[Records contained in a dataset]
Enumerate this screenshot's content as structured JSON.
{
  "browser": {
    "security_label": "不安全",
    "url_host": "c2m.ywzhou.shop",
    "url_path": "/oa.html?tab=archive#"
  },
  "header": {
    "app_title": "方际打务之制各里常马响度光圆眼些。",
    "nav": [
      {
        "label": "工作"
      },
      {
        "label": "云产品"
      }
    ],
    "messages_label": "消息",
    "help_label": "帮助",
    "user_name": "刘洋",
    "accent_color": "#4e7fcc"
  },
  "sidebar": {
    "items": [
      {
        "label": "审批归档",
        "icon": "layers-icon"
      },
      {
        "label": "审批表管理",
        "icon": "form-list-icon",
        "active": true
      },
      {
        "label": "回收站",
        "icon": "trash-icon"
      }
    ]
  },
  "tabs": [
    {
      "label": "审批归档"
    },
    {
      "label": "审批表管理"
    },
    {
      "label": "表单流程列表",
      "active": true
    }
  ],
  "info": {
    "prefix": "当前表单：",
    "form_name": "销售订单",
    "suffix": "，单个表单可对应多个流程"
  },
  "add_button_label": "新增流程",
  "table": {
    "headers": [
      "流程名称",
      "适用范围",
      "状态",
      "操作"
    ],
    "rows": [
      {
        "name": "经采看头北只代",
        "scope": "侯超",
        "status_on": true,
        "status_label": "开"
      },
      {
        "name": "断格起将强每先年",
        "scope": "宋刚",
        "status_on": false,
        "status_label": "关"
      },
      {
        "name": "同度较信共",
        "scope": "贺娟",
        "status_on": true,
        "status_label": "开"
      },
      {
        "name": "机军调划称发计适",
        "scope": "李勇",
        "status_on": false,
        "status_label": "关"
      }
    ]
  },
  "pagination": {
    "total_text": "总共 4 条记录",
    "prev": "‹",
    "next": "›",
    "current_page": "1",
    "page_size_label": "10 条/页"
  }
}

Exercise details:
Repeat the records above exactly.

Response:
Enumerate this screenshot's content as structured JSON.
{
  "browser": {
    "security_label": "不安全",
    "url_host": "c2m.ywzhou.shop",
    "url_path": "/oa.html?tab=archive#"
  },
  "header": {
    "app_title": "方际打务之制各里常马响度光圆眼些。",
    "nav": [
      {
        "label": "工作"
      },
      {
        "label": "云产品"
      }
    ],
    "messages_label": "消息",
    "help_label": "帮助",
    "user_name": "刘洋",
    "accent_color": "#4e7fcc"
  },
  "sidebar": {
    "items": [
      {
        "label": "审批归档",
        "icon": "layers-icon"
      },
      {
        "label": "审批表管理",
        "icon": "form-list-icon",
        "active": true
      },
      {
        "label": "回收站",
        "icon": "trash-icon"
      }
    ]
  },
  "tabs": [
    {
      "label": "审批归档"
    },
    {
      "label": "审批表管理"
    },
    {
      "label": "表单流程列表",
      "active": true
    }
  ],
  "info": {
    "prefix": "当前表单：",
    "form_name": "销售订单",
    "suffix": "，单个表单可对应多个流程"
  },
  "add_button_label": "新增流程",
  "table": {
    "headers": [
      "流程名称",
      "适用范围",
      "状态",
      "操作"
    ],
    "rows": [
      {
        "name": "经采看头北只代",
        "scope": "侯超",
        "status_on": true,
        "status_label": "开"
      },
      {
        "name": "断格起将强每先年",
        "scope": "宋刚",
        "status_on": false,
        "status_label": "关"
      },
      {
        "name": "同度较信共",
        "scope": "贺娟",
        "status_on": true,
        "status_label": "开"
      },
      {
        "name": "机军调划称发计适",
        "scope": "李勇",
        "status_on": false,
        "status_label": "关"
      }
    ]
  },
  "pagination": {
    "total_text": "总共 4 条记录",
    "prev": "‹",
    "next": "›",
    "current_page": "1",
    "page_size_label": "10 条/页"
  }
}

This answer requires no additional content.